# What is asked
Render the material from the line with "List each element" to the line with "step1-right-bullet-3: • Use", both included, as a numbered list, leaving out any blank lines.

# Data section
# # # # # # #
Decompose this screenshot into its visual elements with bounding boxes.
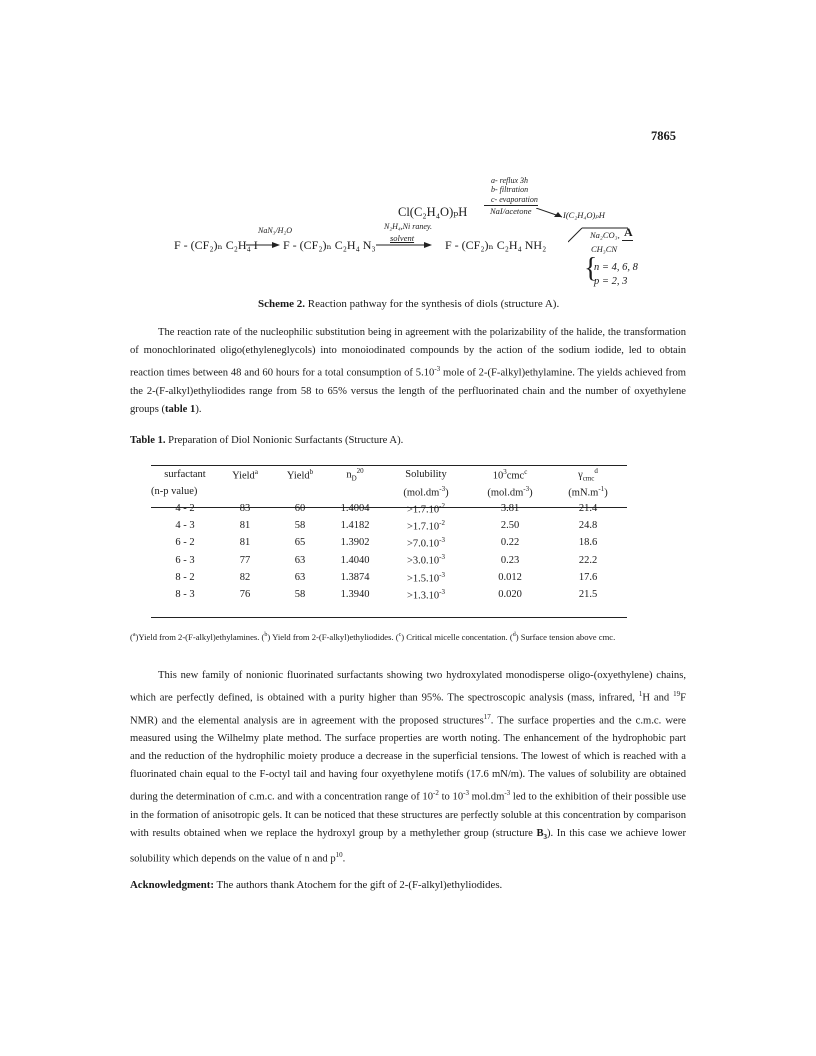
# # # # # # #
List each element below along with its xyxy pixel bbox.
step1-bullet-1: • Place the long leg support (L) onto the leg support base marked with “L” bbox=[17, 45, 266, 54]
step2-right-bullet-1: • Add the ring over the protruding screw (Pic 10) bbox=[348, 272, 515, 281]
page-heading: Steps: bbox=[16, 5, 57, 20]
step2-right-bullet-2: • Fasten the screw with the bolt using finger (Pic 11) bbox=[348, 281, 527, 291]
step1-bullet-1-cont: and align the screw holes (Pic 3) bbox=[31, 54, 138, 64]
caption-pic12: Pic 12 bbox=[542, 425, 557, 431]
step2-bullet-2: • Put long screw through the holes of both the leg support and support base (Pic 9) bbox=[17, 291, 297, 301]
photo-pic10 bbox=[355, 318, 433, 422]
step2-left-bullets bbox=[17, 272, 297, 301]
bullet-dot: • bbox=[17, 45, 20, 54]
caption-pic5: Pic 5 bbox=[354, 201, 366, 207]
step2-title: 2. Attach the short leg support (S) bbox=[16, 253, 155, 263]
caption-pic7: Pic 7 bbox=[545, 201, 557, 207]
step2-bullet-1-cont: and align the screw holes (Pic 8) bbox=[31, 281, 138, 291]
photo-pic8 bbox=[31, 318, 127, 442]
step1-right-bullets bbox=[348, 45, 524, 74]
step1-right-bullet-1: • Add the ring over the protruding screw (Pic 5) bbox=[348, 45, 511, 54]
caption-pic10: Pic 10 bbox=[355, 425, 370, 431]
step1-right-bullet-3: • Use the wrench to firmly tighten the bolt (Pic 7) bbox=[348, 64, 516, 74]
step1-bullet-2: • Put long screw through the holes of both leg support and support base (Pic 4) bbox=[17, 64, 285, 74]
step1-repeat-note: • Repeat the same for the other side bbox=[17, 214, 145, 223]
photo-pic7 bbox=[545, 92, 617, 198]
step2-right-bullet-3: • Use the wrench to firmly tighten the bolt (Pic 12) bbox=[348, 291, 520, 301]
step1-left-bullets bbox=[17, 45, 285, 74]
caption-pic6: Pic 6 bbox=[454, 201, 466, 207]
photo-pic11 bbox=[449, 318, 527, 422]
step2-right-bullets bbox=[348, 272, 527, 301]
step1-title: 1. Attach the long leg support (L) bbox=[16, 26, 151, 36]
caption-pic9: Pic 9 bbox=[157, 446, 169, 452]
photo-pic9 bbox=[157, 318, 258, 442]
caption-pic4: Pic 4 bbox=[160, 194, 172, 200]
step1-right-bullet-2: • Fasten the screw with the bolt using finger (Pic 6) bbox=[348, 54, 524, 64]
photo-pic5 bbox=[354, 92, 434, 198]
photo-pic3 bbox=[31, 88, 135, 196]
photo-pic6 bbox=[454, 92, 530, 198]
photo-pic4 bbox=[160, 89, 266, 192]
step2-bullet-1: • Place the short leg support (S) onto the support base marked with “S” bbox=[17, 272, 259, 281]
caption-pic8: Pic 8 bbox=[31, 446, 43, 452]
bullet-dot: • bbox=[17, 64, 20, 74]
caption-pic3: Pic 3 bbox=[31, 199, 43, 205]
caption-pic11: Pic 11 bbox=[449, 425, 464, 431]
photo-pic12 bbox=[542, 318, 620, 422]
# # # # # # #
# Exercise result
1. List each element below along with its xyxy pixel bbox.
2. step1-bullet-1: • Place the long leg support (L) onto the leg support base marked with “L” bbox=[17, 45, 266, 54]
3. step2-right-bullet-1: • Add the ring over the protruding screw (Pic 10) bbox=[348, 272, 515, 281]
4. page-heading: Steps: bbox=[16, 5, 57, 20]
5. step2-right-bullet-2: • Fasten the screw with the bolt using finger (Pic 11) bbox=[348, 281, 527, 291]
6. step1-bullet-1-cont: and align the screw holes (Pic 3) bbox=[31, 54, 138, 64]
7. caption-pic12: Pic 12 bbox=[542, 425, 557, 431]
8. step2-bullet-2: • Put long screw through the holes of both the leg support and support base (Pic 9) bbox=[17, 291, 297, 301]
9. photo-pic10 bbox=[355, 318, 433, 422]
10. step2-left-bullets bbox=[17, 272, 297, 301]
11. bullet-dot: • bbox=[17, 45, 20, 54]
12. caption-pic5: Pic 5 bbox=[354, 201, 366, 207]
13. step2-title: 2. Attach the short leg support (S) bbox=[16, 253, 155, 263]
14. caption-pic7: Pic 7 bbox=[545, 201, 557, 207]
15. step2-bullet-1-cont: and align the screw holes (Pic 8) bbox=[31, 281, 138, 291]
16. photo-pic8 bbox=[31, 318, 127, 442]
17. step1-right-bullets bbox=[348, 45, 524, 74]
18. step1-right-bullet-1: • Add the ring over the protruding screw (Pic 5) bbox=[348, 45, 511, 54]
19. caption-pic10: Pic 10 bbox=[355, 425, 370, 431]
20. step1-right-bullet-3: • Use the wrench to firmly tighten the bolt (Pic 7) bbox=[348, 64, 516, 74]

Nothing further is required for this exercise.